Com base no texto sobre a escolha das atividades das férias de verão, responda:
1. O que é preciso conjugar na escolha dessas atividades?
2. De que devem ser sinónimo as férias?
3. De que depende o grau de estímulo das competências da criança?

Texto para leitura:

════════

Como escolher as atividades das férias de verão?

A escolha das atividades de férias de verão, nem sempre é pacifica e tranquila para todas famílias. É preciso conjugar os interesses dos filhos com as expectativas e necessidades dos pais, mas, muitas vezes, esta conjugação torna-se um verdadeiro desafio.


Em primeiro lugar, é essencial que os pais tenham sempre presente que as férias são dos filhos e que o tempo e as experiências vividas nas atividades de férias serão vividas pelos filhos, sendo por isso, absolutamente essencial que a escolha de uma atividades de férias vá sempre ao encontro dos interesses da criança ou adolescente. As férias devem ser sinónimo de liberdade, de descontração e de brincadeira e, por isso, uma atividade de férias, nunca deve ser numa área que seja penosa ou difícil para um filho.


Em segundo lugar, muitas vezes, queremos aproveitar as férias para que as crianças se desafiem e desenvolvam diversas competências, no entanto, aquilo que nunca nos devemos esquecer é que essas competências serão tão mais estimuladas, quanto mais relação e interesse existir por parte da criança na atividade que está a realizar.

════════

Excertos dos registos:
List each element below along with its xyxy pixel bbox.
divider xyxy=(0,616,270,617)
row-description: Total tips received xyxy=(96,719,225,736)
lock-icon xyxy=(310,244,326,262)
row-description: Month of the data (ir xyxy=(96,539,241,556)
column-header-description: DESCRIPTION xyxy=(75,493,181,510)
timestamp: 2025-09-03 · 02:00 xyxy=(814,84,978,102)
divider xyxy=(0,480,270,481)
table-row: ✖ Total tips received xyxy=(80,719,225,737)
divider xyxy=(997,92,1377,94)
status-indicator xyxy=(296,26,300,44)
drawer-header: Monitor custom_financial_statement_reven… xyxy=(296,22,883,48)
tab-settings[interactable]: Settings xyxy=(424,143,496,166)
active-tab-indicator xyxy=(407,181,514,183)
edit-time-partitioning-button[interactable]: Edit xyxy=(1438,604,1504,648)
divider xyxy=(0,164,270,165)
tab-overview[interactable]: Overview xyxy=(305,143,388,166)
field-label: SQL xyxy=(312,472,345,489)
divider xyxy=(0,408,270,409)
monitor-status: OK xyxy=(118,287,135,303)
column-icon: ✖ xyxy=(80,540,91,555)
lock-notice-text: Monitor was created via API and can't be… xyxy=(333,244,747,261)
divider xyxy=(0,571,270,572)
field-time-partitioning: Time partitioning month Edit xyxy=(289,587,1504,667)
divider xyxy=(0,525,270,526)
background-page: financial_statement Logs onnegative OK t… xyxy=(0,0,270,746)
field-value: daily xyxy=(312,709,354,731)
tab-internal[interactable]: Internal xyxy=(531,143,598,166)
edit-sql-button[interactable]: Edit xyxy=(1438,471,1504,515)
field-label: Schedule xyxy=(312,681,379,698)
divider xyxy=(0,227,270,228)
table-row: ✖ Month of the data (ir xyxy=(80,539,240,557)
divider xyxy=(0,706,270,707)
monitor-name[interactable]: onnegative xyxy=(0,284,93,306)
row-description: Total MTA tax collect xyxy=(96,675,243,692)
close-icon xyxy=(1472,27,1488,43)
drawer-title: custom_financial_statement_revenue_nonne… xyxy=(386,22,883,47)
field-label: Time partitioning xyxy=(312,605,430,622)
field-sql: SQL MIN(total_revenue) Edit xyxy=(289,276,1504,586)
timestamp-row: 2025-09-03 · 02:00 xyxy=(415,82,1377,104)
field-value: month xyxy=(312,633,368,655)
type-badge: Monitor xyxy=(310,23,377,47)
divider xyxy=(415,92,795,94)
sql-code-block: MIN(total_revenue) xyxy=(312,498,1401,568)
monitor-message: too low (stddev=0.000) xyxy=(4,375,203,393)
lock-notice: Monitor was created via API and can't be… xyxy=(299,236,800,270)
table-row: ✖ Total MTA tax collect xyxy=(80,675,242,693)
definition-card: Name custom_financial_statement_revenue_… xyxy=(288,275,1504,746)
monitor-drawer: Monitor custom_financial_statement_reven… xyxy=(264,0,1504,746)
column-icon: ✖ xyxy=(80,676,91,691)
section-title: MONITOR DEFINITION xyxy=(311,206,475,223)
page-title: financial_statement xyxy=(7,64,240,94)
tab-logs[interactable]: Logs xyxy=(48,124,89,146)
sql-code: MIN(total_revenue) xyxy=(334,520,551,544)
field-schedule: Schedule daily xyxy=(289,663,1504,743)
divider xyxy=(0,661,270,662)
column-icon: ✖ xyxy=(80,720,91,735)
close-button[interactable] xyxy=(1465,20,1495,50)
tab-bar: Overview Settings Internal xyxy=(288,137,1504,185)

════════

Resultado da tarefa:
1. Os interesses dos filhos com as expectativas e necessidades dos pais.
2. De liberdade, de descontração e de brincadeira.
3. Da relação e do interesse que a criança tiver pela atividade que está a realizar: as competências serão tanto mais estimuladas quanto maiores forem essa relação e esse interesse.